Gather up every line that includes the string "России".

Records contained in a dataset
---+---

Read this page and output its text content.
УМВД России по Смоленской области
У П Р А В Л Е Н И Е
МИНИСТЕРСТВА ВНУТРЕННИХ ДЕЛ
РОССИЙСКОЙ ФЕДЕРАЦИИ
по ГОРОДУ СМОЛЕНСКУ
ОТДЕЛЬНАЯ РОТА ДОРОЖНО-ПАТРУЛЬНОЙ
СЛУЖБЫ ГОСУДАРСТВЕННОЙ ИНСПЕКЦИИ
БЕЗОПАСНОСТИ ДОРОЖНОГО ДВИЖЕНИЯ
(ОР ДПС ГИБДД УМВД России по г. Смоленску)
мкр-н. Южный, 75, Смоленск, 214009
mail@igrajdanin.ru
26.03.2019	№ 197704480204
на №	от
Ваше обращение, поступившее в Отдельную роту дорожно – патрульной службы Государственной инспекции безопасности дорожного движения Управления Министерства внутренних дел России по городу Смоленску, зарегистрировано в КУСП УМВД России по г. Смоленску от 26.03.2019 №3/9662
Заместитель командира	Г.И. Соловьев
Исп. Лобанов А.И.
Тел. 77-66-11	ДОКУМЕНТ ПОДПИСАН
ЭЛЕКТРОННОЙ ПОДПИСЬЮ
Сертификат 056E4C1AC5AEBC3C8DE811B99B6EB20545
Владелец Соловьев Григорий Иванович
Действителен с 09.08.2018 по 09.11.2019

---+---

Final result |
УМВД России по Смоленской области
(ОР ДПС ГИБДД УМВД России по г. Смоленску)
Ваше обращение, поступившее в Отдельную роту дорожно – патрульной службы Государственной инспекции безопасности дорожного движения Управления Министерства внутренних дел России по городу Смоленску, зарегистрировано в КУСП УМВД России по г. Смоленску от 26.03.2019 №3/9662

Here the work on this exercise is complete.